• What you will do: Drop every picture, then transcribe the remaining data exactly.

• Data for the task:
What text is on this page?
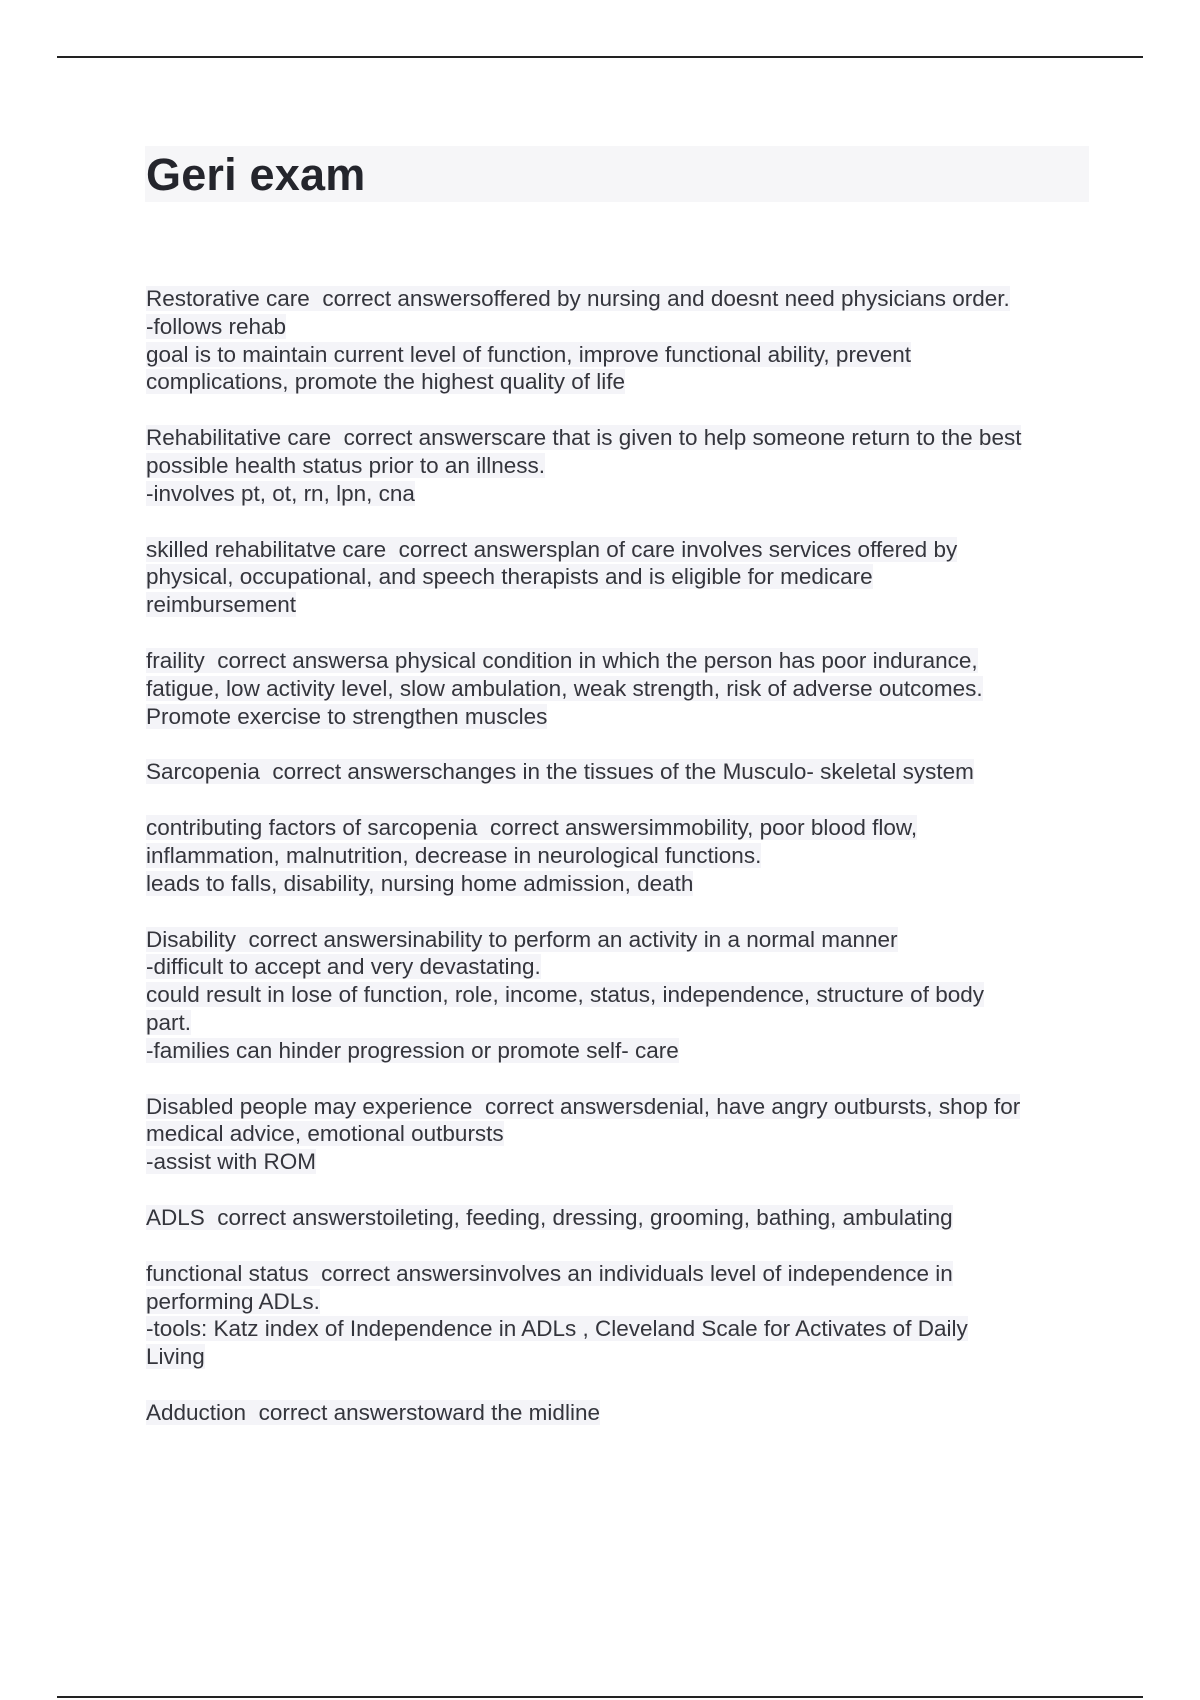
Geri exam
Restorative care  correct answersoffered by nursing and doesnt need physicians order.
-follows rehab
goal is to maintain current level of function, improve functional ability, prevent
complications, promote the highest quality of life
Rehabilitative care  correct answerscare that is given to help someone return to the best
possible health status prior to an illness.
-involves pt, ot, rn, lpn, cna
skilled rehabilitatve care  correct answersplan of care involves services offered by
physical, occupational, and speech therapists and is eligible for medicare
reimbursement
fraility  correct answersa physical condition in which the person has poor indurance,
fatigue, low activity level, slow ambulation, weak strength, risk of adverse outcomes.
Promote exercise to strengthen muscles
Sarcopenia  correct answerschanges in the tissues of the Musculo- skeletal system
contributing factors of sarcopenia  correct answersimmobility, poor blood flow,
inflammation, malnutrition, decrease in neurological functions.
leads to falls, disability, nursing home admission, death
Disability  correct answersinability to perform an activity in a normal manner
-difficult to accept and very devastating.
could result in lose of function, role, income, status, independence, structure of body
part.
-families can hinder progression or promote self- care
Disabled people may experience  correct answersdenial, have angry outbursts, shop for
medical advice, emotional outbursts
-assist with ROM
ADLS  correct answerstoileting, feeding, dressing, grooming, bathing, ambulating
functional status  correct answersinvolves an individuals level of independence in
performing ADLs.
-tools: Katz index of Independence in ADLs , Cleveland Scale for Activates of Daily
Living
Adduction  correct answerstoward the midline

• Response to this exercise:
What text is on this page?
Geri exam
Restorative care  correct answersoffered by nursing and doesnt need physicians order.
-follows rehab
goal is to maintain current level of function, improve functional ability, prevent
complications, promote the highest quality of life
Rehabilitative care  correct answerscare that is given to help someone return to the best
possible health status prior to an illness.
-involves pt, ot, rn, lpn, cna
skilled rehabilitatve care  correct answersplan of care involves services offered by
physical, occupational, and speech therapists and is eligible for medicare
reimbursement
fraility  correct answersa physical condition in which the person has poor indurance,
fatigue, low activity level, slow ambulation, weak strength, risk of adverse outcomes.
Promote exercise to strengthen muscles
Sarcopenia  correct answerschanges in the tissues of the Musculo- skeletal system
contributing factors of sarcopenia  correct answersimmobility, poor blood flow,
inflammation, malnutrition, decrease in neurological functions.
leads to falls, disability, nursing home admission, death
Disability  correct answersinability to perform an activity in a normal manner
-difficult to accept and very devastating.
could result in lose of function, role, income, status, independence, structure of body
part.
-families can hinder progression or promote self- care
Disabled people may experience  correct answersdenial, have angry outbursts, shop for
medical advice, emotional outbursts
-assist with ROM
ADLS  correct answerstoileting, feeding, dressing, grooming, bathing, ambulating
functional status  correct answersinvolves an individuals level of independence in
performing ADLs.
-tools: Katz index of Independence in ADLs , Cleveland Scale for Activates of Daily
Living
Adduction  correct answerstoward the midline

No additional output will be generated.